▼▼▼

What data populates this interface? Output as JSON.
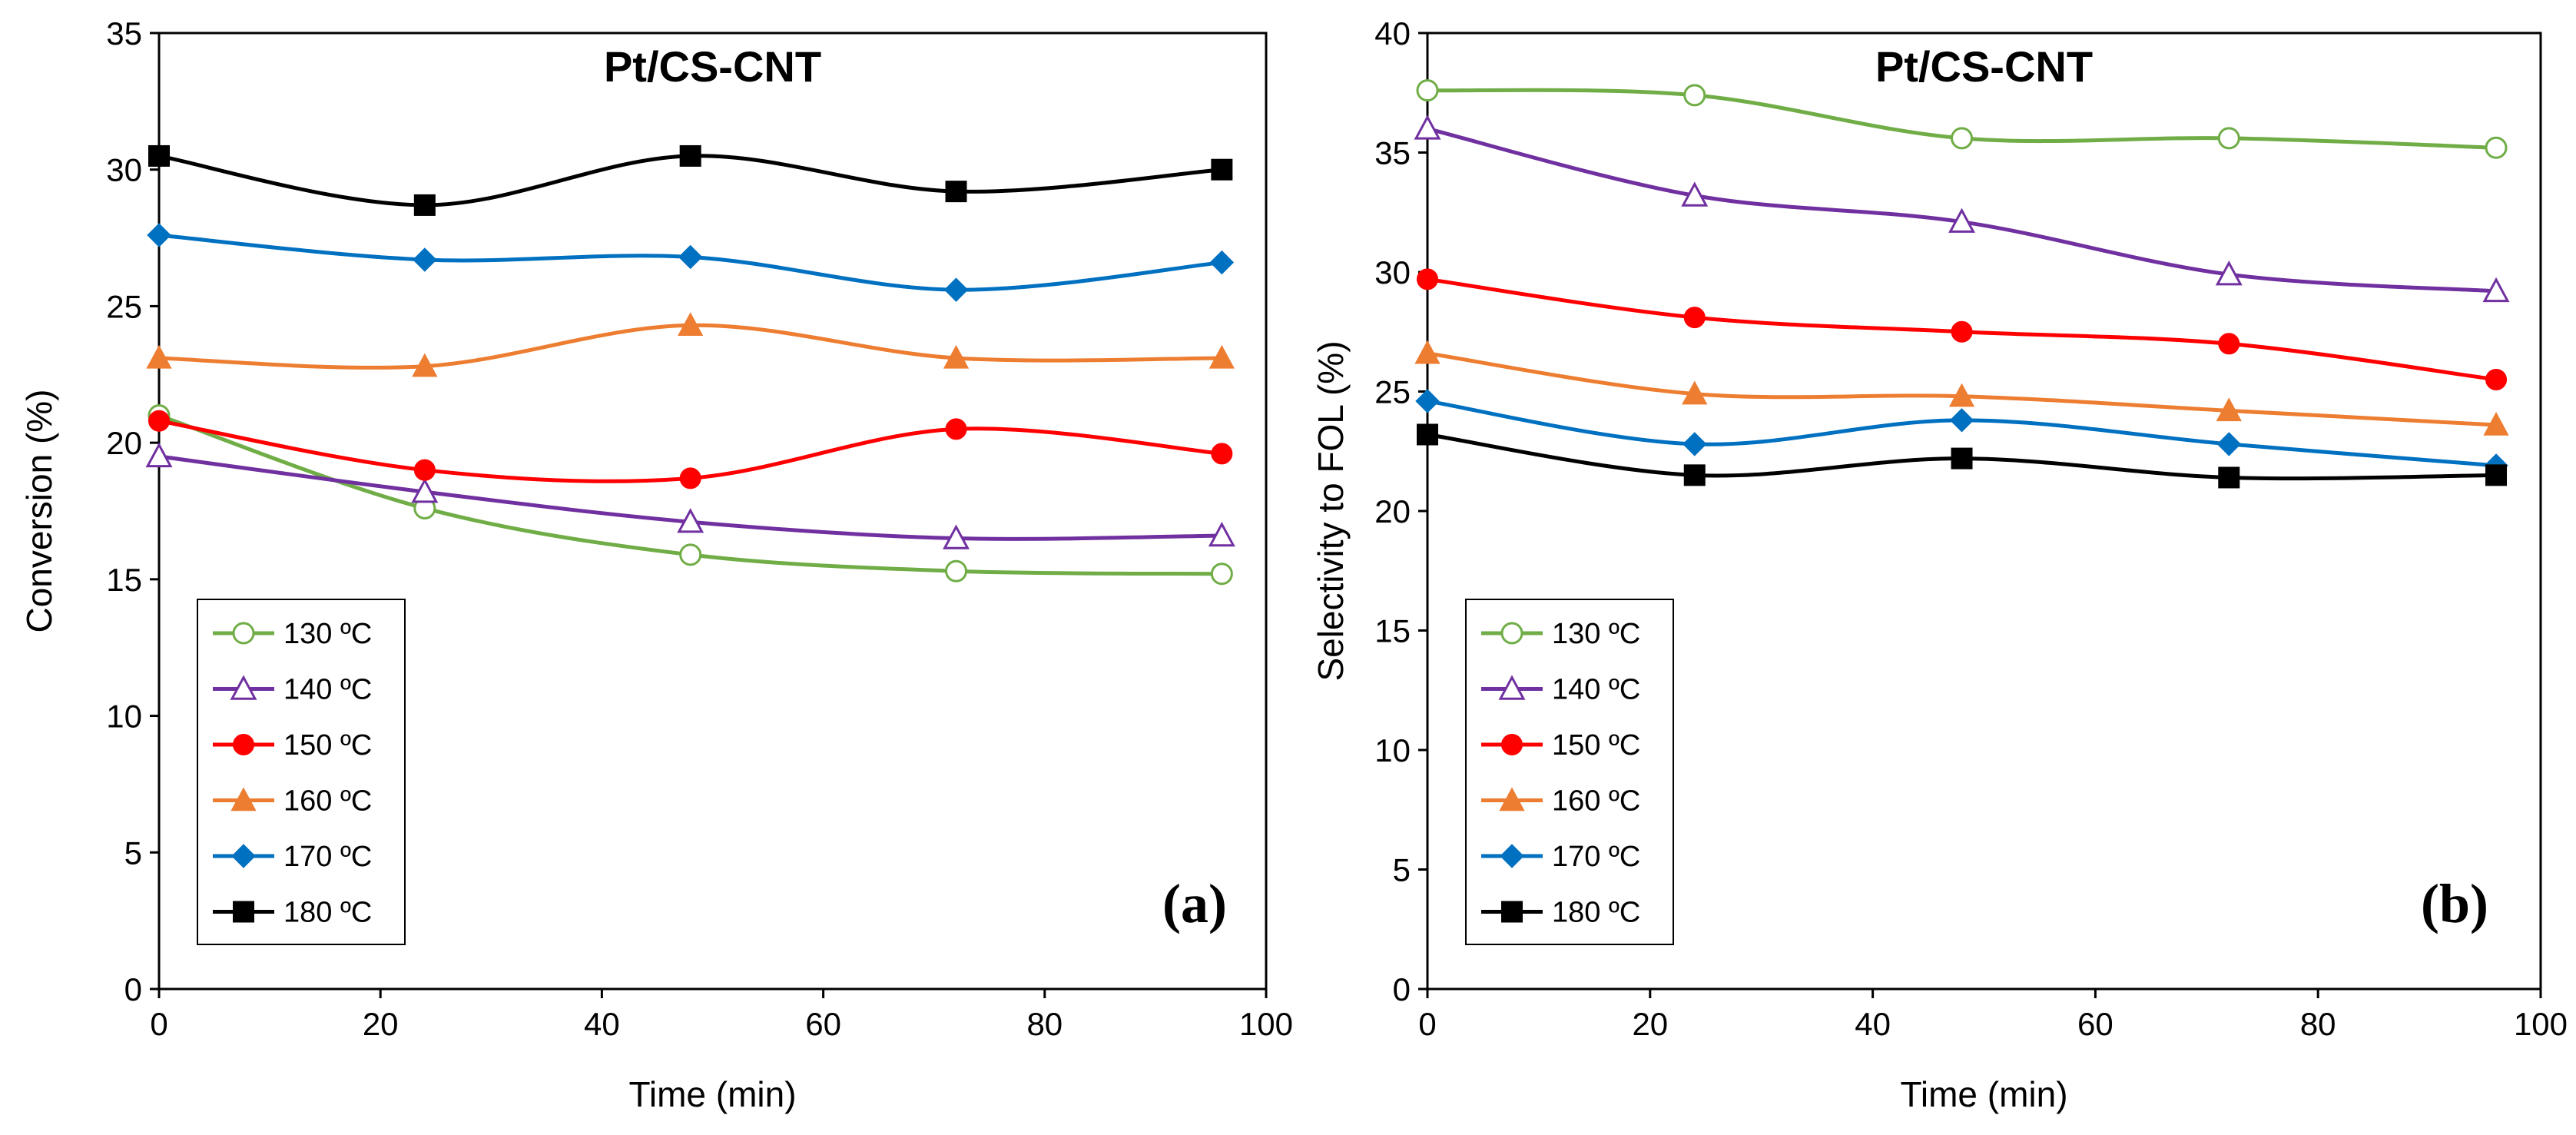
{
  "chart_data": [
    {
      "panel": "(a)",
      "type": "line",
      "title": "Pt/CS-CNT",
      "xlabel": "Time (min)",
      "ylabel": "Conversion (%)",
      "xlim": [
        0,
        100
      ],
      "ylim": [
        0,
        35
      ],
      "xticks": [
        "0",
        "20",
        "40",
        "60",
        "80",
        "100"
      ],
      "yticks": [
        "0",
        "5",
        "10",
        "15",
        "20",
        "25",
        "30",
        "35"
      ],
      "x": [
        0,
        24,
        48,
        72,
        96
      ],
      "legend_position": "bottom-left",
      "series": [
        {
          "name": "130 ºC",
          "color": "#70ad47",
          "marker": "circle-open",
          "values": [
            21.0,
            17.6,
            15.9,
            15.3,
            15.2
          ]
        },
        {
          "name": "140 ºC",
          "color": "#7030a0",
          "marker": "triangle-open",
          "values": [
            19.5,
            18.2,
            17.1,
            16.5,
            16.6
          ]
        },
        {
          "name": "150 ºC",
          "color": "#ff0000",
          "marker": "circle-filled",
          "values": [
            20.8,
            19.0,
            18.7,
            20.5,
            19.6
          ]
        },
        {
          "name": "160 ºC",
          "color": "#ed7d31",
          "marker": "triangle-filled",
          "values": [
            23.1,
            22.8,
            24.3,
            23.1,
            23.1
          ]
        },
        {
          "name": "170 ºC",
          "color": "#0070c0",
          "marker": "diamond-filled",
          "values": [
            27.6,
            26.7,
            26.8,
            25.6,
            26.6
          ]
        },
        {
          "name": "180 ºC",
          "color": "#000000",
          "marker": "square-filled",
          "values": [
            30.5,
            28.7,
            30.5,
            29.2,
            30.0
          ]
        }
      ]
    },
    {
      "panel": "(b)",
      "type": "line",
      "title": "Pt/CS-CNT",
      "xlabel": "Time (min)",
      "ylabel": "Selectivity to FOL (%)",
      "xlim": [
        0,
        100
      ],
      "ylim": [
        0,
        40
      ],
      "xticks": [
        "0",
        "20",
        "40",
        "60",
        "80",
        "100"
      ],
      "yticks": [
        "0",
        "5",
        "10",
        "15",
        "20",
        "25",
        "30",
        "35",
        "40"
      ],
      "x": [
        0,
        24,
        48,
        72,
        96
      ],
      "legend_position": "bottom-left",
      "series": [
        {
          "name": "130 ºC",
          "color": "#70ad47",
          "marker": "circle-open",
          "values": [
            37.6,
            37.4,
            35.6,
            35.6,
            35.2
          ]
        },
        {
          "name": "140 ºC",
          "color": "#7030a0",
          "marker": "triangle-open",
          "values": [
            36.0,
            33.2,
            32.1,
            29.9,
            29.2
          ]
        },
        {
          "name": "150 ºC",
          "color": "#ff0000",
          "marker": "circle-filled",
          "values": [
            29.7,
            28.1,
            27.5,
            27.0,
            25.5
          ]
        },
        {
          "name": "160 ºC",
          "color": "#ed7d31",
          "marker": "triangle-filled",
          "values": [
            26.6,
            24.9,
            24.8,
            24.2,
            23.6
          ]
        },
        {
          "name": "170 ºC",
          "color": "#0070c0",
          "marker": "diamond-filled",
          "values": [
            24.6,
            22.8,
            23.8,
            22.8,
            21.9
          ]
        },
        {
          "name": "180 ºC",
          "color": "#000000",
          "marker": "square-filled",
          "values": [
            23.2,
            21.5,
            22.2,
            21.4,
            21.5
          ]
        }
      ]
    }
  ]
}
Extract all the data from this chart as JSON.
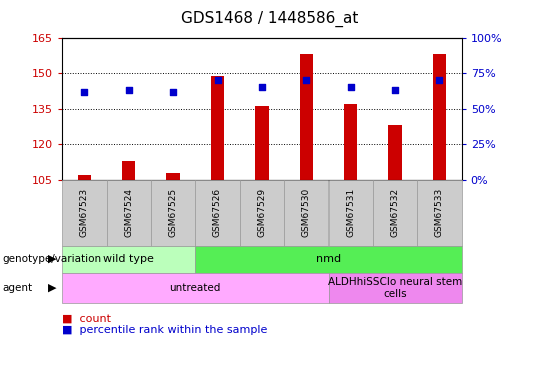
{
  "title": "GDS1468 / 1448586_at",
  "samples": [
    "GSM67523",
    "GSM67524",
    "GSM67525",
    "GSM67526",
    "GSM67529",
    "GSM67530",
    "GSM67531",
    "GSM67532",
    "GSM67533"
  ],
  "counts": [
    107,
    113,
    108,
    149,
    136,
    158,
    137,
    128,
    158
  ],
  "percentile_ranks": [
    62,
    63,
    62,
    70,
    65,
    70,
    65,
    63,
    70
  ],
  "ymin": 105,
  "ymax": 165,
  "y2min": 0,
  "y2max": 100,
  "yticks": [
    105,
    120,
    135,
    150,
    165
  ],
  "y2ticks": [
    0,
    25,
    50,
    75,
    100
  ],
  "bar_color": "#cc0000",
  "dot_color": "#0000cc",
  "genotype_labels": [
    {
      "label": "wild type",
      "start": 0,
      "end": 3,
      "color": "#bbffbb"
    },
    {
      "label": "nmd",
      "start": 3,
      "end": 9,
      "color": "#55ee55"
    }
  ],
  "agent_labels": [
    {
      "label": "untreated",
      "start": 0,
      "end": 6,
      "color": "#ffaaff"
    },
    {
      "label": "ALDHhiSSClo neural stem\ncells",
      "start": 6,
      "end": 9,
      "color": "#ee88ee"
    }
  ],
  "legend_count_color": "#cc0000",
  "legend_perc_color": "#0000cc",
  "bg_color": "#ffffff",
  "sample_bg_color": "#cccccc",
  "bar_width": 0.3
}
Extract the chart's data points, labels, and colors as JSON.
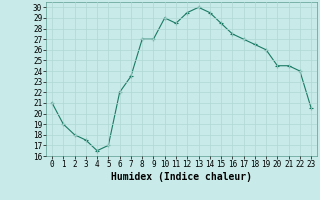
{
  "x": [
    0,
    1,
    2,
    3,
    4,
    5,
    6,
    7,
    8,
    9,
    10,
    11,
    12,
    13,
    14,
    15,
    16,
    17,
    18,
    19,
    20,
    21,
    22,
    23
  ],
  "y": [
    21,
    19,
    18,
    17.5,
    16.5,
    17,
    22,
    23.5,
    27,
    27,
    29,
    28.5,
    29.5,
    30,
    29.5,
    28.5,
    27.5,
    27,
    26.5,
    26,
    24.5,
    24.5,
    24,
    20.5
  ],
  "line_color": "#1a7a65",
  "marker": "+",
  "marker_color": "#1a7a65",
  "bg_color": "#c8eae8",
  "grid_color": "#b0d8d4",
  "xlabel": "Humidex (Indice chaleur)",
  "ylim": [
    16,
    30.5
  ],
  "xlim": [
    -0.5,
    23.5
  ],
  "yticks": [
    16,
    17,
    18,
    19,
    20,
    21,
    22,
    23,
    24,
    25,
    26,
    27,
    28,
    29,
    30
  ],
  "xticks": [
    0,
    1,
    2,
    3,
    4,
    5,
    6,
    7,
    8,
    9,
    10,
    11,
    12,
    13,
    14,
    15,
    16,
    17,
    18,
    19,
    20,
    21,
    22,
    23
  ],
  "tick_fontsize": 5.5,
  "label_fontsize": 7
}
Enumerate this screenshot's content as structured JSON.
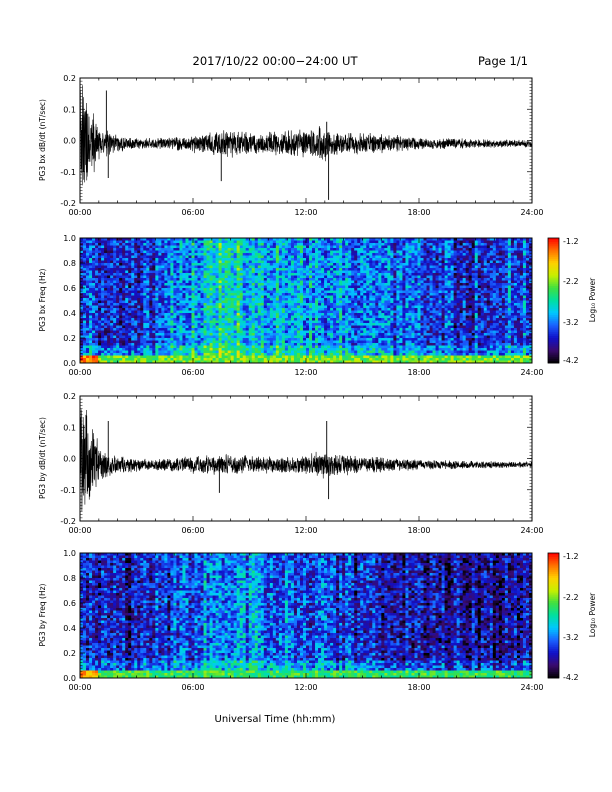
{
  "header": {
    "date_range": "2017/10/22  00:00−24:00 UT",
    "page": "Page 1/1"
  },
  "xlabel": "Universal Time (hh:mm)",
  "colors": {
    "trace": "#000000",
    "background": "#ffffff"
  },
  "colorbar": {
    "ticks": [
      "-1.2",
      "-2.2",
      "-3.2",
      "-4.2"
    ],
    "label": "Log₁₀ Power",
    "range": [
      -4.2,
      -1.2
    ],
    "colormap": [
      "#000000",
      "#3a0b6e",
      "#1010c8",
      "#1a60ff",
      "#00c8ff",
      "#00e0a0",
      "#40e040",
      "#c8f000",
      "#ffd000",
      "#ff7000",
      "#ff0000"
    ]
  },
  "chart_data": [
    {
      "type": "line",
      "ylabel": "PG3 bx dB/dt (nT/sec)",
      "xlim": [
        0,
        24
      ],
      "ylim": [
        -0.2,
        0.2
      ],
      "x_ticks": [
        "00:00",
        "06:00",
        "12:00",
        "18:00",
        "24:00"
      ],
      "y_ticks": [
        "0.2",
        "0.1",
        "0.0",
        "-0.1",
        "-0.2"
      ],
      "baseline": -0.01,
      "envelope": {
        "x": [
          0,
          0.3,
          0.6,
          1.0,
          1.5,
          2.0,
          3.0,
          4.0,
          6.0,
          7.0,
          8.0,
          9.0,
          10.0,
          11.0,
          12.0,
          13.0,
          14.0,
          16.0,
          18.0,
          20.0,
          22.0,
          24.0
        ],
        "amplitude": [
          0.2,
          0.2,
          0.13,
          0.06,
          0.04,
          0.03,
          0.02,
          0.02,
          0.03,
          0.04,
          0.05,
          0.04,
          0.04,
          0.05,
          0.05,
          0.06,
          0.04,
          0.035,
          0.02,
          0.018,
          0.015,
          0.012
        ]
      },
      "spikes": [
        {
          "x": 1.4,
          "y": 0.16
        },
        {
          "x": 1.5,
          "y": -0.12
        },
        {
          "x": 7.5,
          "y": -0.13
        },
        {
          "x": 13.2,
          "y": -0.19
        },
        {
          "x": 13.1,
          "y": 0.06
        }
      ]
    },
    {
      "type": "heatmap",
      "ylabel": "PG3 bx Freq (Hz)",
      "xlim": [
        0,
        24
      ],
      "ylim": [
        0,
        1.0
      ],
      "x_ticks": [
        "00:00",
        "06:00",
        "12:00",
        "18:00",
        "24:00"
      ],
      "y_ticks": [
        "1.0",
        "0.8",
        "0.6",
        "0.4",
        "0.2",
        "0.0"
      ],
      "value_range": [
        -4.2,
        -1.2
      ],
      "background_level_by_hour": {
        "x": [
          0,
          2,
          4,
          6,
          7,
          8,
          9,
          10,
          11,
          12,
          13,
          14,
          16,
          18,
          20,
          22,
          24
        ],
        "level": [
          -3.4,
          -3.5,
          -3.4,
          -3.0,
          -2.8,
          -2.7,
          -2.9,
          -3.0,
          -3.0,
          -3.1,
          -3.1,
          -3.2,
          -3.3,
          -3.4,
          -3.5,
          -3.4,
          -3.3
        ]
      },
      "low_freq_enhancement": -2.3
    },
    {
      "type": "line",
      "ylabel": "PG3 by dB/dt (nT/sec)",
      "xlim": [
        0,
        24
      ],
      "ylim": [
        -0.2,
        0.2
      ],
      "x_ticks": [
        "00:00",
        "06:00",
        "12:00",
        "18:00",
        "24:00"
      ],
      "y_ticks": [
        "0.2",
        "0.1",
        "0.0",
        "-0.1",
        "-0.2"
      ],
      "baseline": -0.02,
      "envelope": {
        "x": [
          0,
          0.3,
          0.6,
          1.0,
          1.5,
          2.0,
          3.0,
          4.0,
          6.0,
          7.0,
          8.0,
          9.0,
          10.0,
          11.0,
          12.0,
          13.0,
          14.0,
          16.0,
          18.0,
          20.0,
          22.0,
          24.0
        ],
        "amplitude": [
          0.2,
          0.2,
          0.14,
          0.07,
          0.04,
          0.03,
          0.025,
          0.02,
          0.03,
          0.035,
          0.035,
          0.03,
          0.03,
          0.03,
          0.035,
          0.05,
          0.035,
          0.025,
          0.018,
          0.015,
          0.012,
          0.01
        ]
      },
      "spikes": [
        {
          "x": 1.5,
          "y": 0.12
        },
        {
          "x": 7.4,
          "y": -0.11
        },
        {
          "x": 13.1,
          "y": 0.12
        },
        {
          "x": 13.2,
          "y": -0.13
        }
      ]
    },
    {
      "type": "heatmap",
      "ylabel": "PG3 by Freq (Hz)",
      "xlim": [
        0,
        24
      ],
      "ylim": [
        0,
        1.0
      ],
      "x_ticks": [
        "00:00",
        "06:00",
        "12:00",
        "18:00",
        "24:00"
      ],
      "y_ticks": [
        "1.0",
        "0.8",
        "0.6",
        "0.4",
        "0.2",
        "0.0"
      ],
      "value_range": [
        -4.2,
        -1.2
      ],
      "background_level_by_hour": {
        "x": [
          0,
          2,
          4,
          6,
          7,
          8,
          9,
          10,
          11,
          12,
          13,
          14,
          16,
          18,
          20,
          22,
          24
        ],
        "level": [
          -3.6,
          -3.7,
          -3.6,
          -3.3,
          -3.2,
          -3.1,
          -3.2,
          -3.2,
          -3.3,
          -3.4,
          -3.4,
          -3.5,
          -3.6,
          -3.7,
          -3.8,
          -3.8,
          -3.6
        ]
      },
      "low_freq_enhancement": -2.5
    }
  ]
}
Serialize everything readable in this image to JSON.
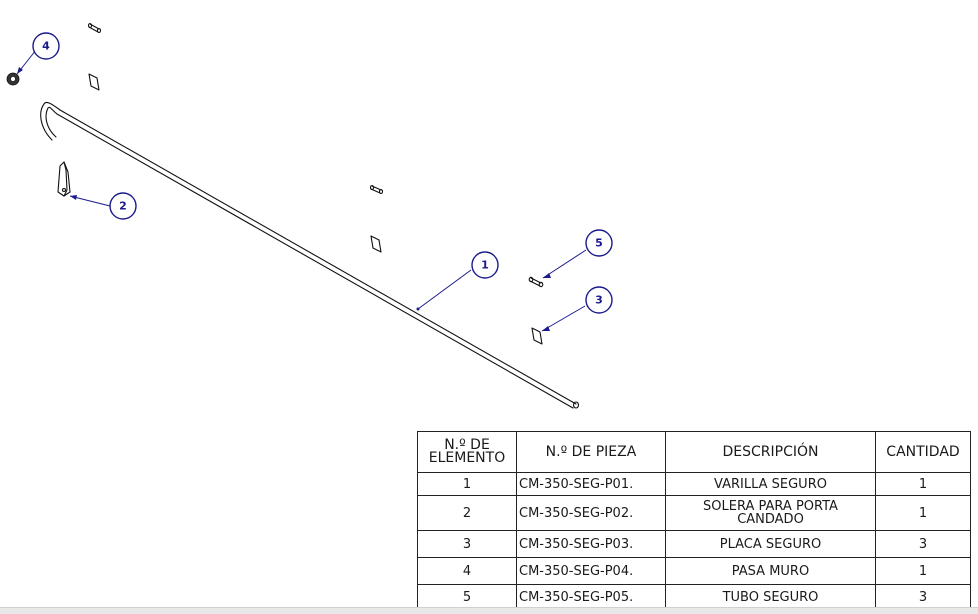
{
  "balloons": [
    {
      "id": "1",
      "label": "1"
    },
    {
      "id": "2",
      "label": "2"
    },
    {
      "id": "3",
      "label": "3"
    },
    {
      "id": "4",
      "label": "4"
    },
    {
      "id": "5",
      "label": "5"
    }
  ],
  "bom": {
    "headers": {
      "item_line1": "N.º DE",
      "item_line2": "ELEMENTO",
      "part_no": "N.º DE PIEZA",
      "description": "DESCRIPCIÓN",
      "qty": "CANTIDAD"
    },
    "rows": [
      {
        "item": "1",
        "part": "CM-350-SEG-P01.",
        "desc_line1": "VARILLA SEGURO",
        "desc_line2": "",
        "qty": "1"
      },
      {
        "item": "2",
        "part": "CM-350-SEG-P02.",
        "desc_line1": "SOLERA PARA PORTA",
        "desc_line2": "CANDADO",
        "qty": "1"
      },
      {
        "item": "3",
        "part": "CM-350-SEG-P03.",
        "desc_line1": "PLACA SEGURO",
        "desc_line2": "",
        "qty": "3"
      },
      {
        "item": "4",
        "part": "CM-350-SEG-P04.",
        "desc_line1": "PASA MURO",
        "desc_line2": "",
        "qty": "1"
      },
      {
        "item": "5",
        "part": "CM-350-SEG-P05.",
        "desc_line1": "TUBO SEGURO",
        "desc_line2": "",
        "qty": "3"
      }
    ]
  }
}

▲▲▲

Short problem:
Work out how many lines in the records above hold the string "xlabel", then give only that count.

Reply to the exercise:
4